## Short task
Return every record exactly as written.

## Given data
--- start ---
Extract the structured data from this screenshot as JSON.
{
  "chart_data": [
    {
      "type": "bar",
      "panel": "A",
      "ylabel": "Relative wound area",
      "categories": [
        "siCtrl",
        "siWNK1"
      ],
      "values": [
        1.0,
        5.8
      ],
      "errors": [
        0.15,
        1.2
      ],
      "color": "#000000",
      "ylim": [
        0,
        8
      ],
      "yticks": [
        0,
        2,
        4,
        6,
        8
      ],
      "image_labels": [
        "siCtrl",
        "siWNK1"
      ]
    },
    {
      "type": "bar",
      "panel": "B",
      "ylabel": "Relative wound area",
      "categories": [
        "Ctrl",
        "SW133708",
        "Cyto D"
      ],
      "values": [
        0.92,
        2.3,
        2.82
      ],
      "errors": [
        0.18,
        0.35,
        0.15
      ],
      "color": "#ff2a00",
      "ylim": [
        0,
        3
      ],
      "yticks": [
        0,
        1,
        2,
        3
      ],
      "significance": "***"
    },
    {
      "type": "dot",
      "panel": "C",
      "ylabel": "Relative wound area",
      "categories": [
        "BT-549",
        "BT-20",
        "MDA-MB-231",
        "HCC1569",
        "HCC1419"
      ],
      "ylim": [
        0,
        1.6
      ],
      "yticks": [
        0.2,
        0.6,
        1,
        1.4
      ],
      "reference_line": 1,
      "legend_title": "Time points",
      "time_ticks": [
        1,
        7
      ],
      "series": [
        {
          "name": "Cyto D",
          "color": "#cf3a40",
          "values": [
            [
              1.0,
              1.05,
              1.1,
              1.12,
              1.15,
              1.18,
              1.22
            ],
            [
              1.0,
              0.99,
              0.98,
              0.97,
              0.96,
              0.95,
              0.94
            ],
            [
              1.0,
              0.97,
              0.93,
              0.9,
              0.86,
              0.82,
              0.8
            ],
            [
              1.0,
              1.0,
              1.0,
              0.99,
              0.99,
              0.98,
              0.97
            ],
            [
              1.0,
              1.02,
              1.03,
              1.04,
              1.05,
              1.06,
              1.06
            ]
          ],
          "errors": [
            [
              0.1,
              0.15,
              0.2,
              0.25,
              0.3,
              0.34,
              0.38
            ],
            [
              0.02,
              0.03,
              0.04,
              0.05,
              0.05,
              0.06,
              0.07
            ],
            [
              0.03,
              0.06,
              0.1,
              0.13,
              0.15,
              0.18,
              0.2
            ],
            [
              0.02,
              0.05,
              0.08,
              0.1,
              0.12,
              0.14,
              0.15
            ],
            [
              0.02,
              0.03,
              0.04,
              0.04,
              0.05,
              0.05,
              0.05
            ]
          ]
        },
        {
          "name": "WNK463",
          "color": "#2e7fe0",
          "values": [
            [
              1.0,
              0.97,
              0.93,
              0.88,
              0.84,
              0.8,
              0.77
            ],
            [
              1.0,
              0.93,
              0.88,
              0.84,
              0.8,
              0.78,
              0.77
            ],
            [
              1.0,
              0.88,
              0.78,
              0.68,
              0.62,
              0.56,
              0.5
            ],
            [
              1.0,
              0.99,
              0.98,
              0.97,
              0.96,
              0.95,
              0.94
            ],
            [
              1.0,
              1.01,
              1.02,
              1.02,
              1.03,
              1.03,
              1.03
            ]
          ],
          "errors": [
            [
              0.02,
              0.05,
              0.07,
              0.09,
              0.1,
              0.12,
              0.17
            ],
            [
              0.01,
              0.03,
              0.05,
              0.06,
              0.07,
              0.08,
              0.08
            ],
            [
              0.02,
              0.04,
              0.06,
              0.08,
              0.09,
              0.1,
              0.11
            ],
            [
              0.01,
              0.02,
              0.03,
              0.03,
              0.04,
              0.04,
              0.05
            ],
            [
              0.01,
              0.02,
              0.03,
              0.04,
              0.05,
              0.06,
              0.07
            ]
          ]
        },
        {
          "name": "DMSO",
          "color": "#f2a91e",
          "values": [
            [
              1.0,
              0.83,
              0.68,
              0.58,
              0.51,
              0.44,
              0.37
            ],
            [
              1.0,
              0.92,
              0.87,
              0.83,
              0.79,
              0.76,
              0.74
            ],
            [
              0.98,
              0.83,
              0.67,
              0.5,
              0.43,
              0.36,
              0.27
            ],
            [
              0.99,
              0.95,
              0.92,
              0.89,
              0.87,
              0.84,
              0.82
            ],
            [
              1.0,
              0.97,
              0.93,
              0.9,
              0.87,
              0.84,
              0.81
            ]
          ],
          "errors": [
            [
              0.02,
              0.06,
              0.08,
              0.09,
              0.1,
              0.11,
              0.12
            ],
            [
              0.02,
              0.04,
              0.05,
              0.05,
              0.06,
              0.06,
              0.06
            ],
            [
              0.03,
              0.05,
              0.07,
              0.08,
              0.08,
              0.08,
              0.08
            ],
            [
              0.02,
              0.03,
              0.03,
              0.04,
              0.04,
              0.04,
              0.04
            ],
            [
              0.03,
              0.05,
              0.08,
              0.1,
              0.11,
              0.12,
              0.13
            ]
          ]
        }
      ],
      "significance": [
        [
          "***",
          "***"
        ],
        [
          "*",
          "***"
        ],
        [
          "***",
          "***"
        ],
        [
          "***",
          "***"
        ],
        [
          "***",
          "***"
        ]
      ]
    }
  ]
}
--- end ---
## Solution to the problem
Extract the structured data from this screenshot as JSON.
{
  "chart_data": [
    {
      "type": "bar",
      "panel": "A",
      "ylabel": "Relative wound area",
      "categories": [
        "siCtrl",
        "siWNK1"
      ],
      "values": [
        1.0,
        5.8
      ],
      "errors": [
        0.15,
        1.2
      ],
      "color": "#000000",
      "ylim": [
        0,
        8
      ],
      "yticks": [
        0,
        2,
        4,
        6,
        8
      ],
      "image_labels": [
        "siCtrl",
        "siWNK1"
      ]
    },
    {
      "type": "bar",
      "panel": "B",
      "ylabel": "Relative wound area",
      "categories": [
        "Ctrl",
        "SW133708",
        "Cyto D"
      ],
      "values": [
        0.92,
        2.3,
        2.82
      ],
      "errors": [
        0.18,
        0.35,
        0.15
      ],
      "color": "#ff2a00",
      "ylim": [
        0,
        3
      ],
      "yticks": [
        0,
        1,
        2,
        3
      ],
      "significance": "***"
    },
    {
      "type": "dot",
      "panel": "C",
      "ylabel": "Relative wound area",
      "categories": [
        "BT-549",
        "BT-20",
        "MDA-MB-231",
        "HCC1569",
        "HCC1419"
      ],
      "ylim": [
        0,
        1.6
      ],
      "yticks": [
        0.2,
        0.6,
        1,
        1.4
      ],
      "reference_line": 1,
      "legend_title": "Time points",
      "time_ticks": [
        1,
        7
      ],
      "series": [
        {
          "name": "Cyto D",
          "color": "#cf3a40",
          "values": [
            [
              1.0,
              1.05,
              1.1,
              1.12,
              1.15,
              1.18,
              1.22
            ],
            [
              1.0,
              0.99,
              0.98,
              0.97,
              0.96,
              0.95,
              0.94
            ],
            [
              1.0,
              0.97,
              0.93,
              0.9,
              0.86,
              0.82,
              0.8
            ],
            [
              1.0,
              1.0,
              1.0,
              0.99,
              0.99,
              0.98,
              0.97
            ],
            [
              1.0,
              1.02,
              1.03,
              1.04,
              1.05,
              1.06,
              1.06
            ]
          ],
          "errors": [
            [
              0.1,
              0.15,
              0.2,
              0.25,
              0.3,
              0.34,
              0.38
            ],
            [
              0.02,
              0.03,
              0.04,
              0.05,
              0.05,
              0.06,
              0.07
            ],
            [
              0.03,
              0.06,
              0.1,
              0.13,
              0.15,
              0.18,
              0.2
            ],
            [
              0.02,
              0.05,
              0.08,
              0.1,
              0.12,
              0.14,
              0.15
            ],
            [
              0.02,
              0.03,
              0.04,
              0.04,
              0.05,
              0.05,
              0.05
            ]
          ]
        },
        {
          "name": "WNK463",
          "color": "#2e7fe0",
          "values": [
            [
              1.0,
              0.97,
              0.93,
              0.88,
              0.84,
              0.8,
              0.77
            ],
            [
              1.0,
              0.93,
              0.88,
              0.84,
              0.8,
              0.78,
              0.77
            ],
            [
              1.0,
              0.88,
              0.78,
              0.68,
              0.62,
              0.56,
              0.5
            ],
            [
              1.0,
              0.99,
              0.98,
              0.97,
              0.96,
              0.95,
              0.94
            ],
            [
              1.0,
              1.01,
              1.02,
              1.02,
              1.03,
              1.03,
              1.03
            ]
          ],
          "errors": [
            [
              0.02,
              0.05,
              0.07,
              0.09,
              0.1,
              0.12,
              0.17
            ],
            [
              0.01,
              0.03,
              0.05,
              0.06,
              0.07,
              0.08,
              0.08
            ],
            [
              0.02,
              0.04,
              0.06,
              0.08,
              0.09,
              0.1,
              0.11
            ],
            [
              0.01,
              0.02,
              0.03,
              0.03,
              0.04,
              0.04,
              0.05
            ],
            [
              0.01,
              0.02,
              0.03,
              0.04,
              0.05,
              0.06,
              0.07
            ]
          ]
        },
        {
          "name": "DMSO",
          "color": "#f2a91e",
          "values": [
            [
              1.0,
              0.83,
              0.68,
              0.58,
              0.51,
              0.44,
              0.37
            ],
            [
              1.0,
              0.92,
              0.87,
              0.83,
              0.79,
              0.76,
              0.74
            ],
            [
              0.98,
              0.83,
              0.67,
              0.5,
              0.43,
              0.36,
              0.27
            ],
            [
              0.99,
              0.95,
              0.92,
              0.89,
              0.87,
              0.84,
              0.82
            ],
            [
              1.0,
              0.97,
              0.93,
              0.9,
              0.87,
              0.84,
              0.81
            ]
          ],
          "errors": [
            [
              0.02,
              0.06,
              0.08,
              0.09,
              0.1,
              0.11,
              0.12
            ],
            [
              0.02,
              0.04,
              0.05,
              0.05,
              0.06,
              0.06,
              0.06
            ],
            [
              0.03,
              0.05,
              0.07,
              0.08,
              0.08,
              0.08,
              0.08
            ],
            [
              0.02,
              0.03,
              0.03,
              0.04,
              0.04,
              0.04,
              0.04
            ],
            [
              0.03,
              0.05,
              0.08,
              0.1,
              0.11,
              0.12,
              0.13
            ]
          ]
        }
      ],
      "significance": [
        [
          "***",
          "***"
        ],
        [
          "*",
          "***"
        ],
        [
          "***",
          "***"
        ],
        [
          "***",
          "***"
        ],
        [
          "***",
          "***"
        ]
      ]
    }
  ]
}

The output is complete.